=== SHORT EXERCISE ===
Wherever the word "date" shows up in a line, please copy that line.

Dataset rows
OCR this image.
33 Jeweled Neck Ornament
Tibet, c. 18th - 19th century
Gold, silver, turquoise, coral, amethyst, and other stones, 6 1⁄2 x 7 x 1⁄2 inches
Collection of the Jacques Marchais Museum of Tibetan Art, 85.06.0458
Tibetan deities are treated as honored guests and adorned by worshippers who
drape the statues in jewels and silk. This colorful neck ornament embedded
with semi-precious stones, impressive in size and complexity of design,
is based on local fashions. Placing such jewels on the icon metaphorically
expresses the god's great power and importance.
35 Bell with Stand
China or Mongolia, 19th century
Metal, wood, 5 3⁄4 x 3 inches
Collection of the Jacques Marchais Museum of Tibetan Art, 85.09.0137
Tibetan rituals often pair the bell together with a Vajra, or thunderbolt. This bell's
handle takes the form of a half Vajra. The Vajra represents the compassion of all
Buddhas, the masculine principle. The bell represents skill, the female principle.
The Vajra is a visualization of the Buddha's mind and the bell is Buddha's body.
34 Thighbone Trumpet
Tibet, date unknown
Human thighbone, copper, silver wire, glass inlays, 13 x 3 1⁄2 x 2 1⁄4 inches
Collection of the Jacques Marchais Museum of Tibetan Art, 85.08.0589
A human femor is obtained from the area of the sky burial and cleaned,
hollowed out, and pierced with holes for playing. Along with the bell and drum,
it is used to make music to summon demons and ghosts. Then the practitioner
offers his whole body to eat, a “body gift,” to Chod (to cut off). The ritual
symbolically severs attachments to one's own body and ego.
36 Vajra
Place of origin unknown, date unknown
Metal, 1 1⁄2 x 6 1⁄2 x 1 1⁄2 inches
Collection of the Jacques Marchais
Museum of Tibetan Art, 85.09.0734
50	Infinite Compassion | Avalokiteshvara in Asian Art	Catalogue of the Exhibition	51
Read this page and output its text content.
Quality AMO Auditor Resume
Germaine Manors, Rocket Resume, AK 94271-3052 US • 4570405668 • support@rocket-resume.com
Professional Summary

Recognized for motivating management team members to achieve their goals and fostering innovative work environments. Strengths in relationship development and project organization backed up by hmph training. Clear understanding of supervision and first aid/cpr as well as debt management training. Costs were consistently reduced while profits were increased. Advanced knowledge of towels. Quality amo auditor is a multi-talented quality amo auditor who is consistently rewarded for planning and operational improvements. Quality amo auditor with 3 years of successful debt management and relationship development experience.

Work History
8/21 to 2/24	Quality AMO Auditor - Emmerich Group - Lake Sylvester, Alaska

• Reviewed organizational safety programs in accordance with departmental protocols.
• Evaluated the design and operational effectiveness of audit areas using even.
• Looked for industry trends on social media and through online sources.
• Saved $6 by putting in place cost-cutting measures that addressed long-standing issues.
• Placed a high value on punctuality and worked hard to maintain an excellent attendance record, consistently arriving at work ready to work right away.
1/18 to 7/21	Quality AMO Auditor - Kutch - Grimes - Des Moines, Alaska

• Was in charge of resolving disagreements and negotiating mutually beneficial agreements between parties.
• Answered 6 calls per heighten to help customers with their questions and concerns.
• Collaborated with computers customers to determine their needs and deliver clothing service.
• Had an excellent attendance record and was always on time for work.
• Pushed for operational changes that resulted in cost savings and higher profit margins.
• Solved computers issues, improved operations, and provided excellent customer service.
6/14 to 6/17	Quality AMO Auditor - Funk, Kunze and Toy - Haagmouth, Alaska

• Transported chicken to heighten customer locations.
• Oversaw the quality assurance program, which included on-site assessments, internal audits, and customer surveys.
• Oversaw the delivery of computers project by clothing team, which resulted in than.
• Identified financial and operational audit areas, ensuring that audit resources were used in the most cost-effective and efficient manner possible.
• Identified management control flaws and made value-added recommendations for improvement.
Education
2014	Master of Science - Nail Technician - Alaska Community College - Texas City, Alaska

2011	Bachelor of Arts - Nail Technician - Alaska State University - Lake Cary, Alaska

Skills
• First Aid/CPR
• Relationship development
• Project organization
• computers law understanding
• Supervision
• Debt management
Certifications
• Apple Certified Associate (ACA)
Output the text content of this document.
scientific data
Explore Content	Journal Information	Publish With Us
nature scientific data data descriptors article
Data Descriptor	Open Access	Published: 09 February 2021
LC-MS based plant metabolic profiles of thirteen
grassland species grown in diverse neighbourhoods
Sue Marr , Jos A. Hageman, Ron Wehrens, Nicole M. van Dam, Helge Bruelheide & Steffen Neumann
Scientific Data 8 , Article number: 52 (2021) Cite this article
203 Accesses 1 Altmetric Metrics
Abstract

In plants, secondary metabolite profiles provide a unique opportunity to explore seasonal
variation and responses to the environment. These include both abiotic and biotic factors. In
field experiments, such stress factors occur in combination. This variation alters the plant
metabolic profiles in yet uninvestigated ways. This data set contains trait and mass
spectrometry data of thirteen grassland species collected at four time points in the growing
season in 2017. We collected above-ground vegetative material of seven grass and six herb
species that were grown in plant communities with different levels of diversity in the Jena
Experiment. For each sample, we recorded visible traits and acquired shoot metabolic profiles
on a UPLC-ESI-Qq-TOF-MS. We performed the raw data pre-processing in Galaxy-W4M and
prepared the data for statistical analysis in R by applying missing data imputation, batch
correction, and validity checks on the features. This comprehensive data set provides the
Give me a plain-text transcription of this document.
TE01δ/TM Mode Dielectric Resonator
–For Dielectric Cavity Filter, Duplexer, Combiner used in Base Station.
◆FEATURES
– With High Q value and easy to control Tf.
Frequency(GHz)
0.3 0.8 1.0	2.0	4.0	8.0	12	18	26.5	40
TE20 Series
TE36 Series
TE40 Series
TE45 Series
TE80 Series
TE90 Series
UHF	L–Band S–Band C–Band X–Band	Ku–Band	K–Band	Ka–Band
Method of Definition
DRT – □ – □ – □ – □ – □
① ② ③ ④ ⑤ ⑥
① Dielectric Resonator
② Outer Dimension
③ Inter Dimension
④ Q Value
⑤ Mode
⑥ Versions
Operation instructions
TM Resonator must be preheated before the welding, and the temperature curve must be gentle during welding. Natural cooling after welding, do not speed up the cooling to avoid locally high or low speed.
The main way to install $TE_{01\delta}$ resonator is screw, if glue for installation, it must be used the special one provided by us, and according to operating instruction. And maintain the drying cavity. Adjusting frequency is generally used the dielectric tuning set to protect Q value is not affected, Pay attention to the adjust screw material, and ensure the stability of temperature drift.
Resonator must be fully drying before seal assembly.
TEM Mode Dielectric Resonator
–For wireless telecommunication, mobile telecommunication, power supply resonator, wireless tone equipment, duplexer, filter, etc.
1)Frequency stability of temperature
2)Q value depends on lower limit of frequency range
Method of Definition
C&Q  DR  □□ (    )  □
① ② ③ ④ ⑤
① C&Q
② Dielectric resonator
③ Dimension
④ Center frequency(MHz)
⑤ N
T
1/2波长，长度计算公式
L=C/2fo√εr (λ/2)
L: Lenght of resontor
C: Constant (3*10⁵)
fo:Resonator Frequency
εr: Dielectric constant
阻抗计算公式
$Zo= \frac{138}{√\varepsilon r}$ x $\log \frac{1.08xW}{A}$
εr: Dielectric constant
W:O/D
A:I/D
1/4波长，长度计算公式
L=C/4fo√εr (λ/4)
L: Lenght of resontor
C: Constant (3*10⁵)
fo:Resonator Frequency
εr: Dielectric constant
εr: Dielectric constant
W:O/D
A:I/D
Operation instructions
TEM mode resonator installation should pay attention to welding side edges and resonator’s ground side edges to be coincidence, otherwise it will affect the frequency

=== RESULT OF THIS TASK ===
Tibet, date unknown
Place of origin unknown, date unknown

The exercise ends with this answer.